> Stored data:
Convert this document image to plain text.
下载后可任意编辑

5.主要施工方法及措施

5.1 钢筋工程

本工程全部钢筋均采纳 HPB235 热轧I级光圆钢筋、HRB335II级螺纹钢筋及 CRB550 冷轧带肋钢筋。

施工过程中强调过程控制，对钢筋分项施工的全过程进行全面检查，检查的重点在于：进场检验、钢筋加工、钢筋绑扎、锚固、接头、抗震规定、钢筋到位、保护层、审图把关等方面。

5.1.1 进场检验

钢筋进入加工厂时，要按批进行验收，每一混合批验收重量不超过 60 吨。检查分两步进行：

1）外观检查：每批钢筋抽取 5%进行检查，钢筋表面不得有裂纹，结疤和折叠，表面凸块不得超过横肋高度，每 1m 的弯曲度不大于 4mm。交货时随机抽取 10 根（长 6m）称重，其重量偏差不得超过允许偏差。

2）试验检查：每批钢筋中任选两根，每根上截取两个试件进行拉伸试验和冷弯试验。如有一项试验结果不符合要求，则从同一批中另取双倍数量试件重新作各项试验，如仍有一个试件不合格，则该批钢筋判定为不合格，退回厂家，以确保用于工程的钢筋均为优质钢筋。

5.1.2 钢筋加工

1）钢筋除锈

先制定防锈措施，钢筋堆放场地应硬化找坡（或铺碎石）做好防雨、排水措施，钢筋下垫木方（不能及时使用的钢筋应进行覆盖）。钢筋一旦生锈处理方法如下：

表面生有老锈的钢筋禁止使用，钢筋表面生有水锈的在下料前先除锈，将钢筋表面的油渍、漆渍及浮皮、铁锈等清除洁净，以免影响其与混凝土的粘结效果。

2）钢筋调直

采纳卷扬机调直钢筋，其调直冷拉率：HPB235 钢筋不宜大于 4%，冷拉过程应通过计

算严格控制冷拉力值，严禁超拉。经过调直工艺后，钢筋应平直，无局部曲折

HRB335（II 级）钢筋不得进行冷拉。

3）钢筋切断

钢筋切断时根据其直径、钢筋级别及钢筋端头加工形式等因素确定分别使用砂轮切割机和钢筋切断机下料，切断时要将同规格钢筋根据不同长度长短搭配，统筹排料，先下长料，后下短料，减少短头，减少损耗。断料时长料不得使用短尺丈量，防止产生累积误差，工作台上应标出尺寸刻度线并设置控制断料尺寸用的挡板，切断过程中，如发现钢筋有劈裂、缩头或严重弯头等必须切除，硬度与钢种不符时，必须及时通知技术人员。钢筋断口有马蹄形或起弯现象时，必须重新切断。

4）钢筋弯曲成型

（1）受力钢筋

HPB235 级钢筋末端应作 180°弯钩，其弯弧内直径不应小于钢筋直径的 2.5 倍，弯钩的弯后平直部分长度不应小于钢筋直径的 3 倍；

> What the exercise asks: In the records above, find the lines containing "进场检验" and copy them.

> Response for this exercise:
施工过程中强调过程控制，对钢筋分项施工的全过程进行全面检查，检查的重点在于：进场检验、钢筋加工、钢筋绑扎、锚固、接头、抗震规定、钢筋到位、保护层、审图把关等方面。
5.1.1 进场检验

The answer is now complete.